Work to complete.
Return the records exactly as they are.

Listed entries.

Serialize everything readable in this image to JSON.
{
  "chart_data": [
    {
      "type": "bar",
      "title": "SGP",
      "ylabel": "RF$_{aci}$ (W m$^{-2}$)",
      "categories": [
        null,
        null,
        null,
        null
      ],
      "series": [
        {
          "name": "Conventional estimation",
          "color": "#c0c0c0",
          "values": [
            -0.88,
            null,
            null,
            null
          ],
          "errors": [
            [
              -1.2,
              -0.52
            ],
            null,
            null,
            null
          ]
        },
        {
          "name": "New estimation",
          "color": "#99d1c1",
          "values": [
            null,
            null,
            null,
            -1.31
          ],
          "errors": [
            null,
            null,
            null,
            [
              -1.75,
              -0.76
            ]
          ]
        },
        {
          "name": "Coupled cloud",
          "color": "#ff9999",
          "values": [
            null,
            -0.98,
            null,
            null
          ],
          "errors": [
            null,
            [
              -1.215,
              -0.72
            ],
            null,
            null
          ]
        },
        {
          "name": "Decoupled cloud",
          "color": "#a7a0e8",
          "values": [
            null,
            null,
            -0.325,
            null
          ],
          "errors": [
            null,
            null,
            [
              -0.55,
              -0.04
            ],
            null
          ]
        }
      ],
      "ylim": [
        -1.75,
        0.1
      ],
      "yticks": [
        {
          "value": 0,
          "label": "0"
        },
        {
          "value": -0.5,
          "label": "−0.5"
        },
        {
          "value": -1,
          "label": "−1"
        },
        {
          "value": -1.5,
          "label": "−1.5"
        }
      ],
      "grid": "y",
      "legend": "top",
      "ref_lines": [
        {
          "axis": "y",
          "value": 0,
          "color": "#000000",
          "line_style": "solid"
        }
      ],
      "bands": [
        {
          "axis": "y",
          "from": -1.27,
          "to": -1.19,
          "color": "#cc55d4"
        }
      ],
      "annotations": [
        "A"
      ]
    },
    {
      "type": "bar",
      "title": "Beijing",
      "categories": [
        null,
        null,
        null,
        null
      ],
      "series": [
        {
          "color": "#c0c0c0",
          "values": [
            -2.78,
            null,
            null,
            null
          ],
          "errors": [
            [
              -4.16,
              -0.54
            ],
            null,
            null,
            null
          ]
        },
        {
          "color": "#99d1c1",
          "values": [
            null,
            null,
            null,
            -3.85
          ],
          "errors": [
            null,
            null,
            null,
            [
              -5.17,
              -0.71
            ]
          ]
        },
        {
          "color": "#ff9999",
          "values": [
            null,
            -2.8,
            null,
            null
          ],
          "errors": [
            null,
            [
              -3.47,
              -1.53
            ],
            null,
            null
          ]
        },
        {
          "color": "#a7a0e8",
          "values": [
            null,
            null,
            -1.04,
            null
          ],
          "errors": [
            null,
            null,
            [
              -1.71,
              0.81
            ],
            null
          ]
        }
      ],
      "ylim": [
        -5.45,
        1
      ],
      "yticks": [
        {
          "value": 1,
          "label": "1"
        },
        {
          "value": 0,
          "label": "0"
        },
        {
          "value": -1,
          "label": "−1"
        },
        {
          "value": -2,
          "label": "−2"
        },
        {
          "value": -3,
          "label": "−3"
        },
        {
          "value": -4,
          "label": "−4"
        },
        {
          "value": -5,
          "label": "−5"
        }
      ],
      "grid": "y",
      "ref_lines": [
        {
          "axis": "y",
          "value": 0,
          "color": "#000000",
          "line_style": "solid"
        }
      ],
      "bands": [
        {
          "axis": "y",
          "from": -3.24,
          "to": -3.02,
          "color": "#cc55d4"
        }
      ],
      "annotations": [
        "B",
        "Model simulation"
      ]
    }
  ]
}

The output.
Serialize everything readable in this image to JSON.
{
  "chart_data": [
    {
      "type": "bar",
      "title": "SGP",
      "ylabel": "RF$_{aci}$ (W m$^{-2}$)",
      "categories": [
        null,
        null,
        null,
        null
      ],
      "series": [
        {
          "name": "Conventional estimation",
          "color": "#c0c0c0",
          "values": [
            -0.88,
            null,
            null,
            null
          ],
          "errors": [
            [
              -1.2,
              -0.52
            ],
            null,
            null,
            null
          ]
        },
        {
          "name": "New estimation",
          "color": "#99d1c1",
          "values": [
            null,
            null,
            null,
            -1.31
          ],
          "errors": [
            null,
            null,
            null,
            [
              -1.75,
              -0.76
            ]
          ]
        },
        {
          "name": "Coupled cloud",
          "color": "#ff9999",
          "values": [
            null,
            -0.98,
            null,
            null
          ],
          "errors": [
            null,
            [
              -1.215,
              -0.72
            ],
            null,
            null
          ]
        },
        {
          "name": "Decoupled cloud",
          "color": "#a7a0e8",
          "values": [
            null,
            null,
            -0.325,
            null
          ],
          "errors": [
            null,
            null,
            [
              -0.55,
              -0.04
            ],
            null
          ]
        }
      ],
      "ylim": [
        -1.75,
        0.1
      ],
      "yticks": [
        {
          "value": 0,
          "label": "0"
        },
        {
          "value": -0.5,
          "label": "−0.5"
        },
        {
          "value": -1,
          "label": "−1"
        },
        {
          "value": -1.5,
          "label": "−1.5"
        }
      ],
      "grid": "y",
      "legend": "top",
      "ref_lines": [
        {
          "axis": "y",
          "value": 0,
          "color": "#000000",
          "line_style": "solid"
        }
      ],
      "bands": [
        {
          "axis": "y",
          "from": -1.27,
          "to": -1.19,
          "color": "#cc55d4"
        }
      ],
      "annotations": [
        "A"
      ]
    },
    {
      "type": "bar",
      "title": "Beijing",
      "categories": [
        null,
        null,
        null,
        null
      ],
      "series": [
        {
          "color": "#c0c0c0",
          "values": [
            -2.78,
            null,
            null,
            null
          ],
          "errors": [
            [
              -4.16,
              -0.54
            ],
            null,
            null,
            null
          ]
        },
        {
          "color": "#99d1c1",
          "values": [
            null,
            null,
            null,
            -3.85
          ],
          "errors": [
            null,
            null,
            null,
            [
              -5.17,
              -0.71
            ]
          ]
        },
        {
          "color": "#ff9999",
          "values": [
            null,
            -2.8,
            null,
            null
          ],
          "errors": [
            null,
            [
              -3.47,
              -1.53
            ],
            null,
            null
          ]
        },
        {
          "color": "#a7a0e8",
          "values": [
            null,
            null,
            -1.04,
            null
          ],
          "errors": [
            null,
            null,
            [
              -1.71,
              0.81
            ],
            null
          ]
        }
      ],
      "ylim": [
        -5.45,
        1
      ],
      "yticks": [
        {
          "value": 1,
          "label": "1"
        },
        {
          "value": 0,
          "label": "0"
        },
        {
          "value": -1,
          "label": "−1"
        },
        {
          "value": -2,
          "label": "−2"
        },
        {
          "value": -3,
          "label": "−3"
        },
        {
          "value": -4,
          "label": "−4"
        },
        {
          "value": -5,
          "label": "−5"
        }
      ],
      "grid": "y",
      "ref_lines": [
        {
          "axis": "y",
          "value": 0,
          "color": "#000000",
          "line_style": "solid"
        }
      ],
      "bands": [
        {
          "axis": "y",
          "from": -3.24,
          "to": -3.02,
          "color": "#cc55d4"
        }
      ],
      "annotations": [
        "B",
        "Model simulation"
      ]
    }
  ]
}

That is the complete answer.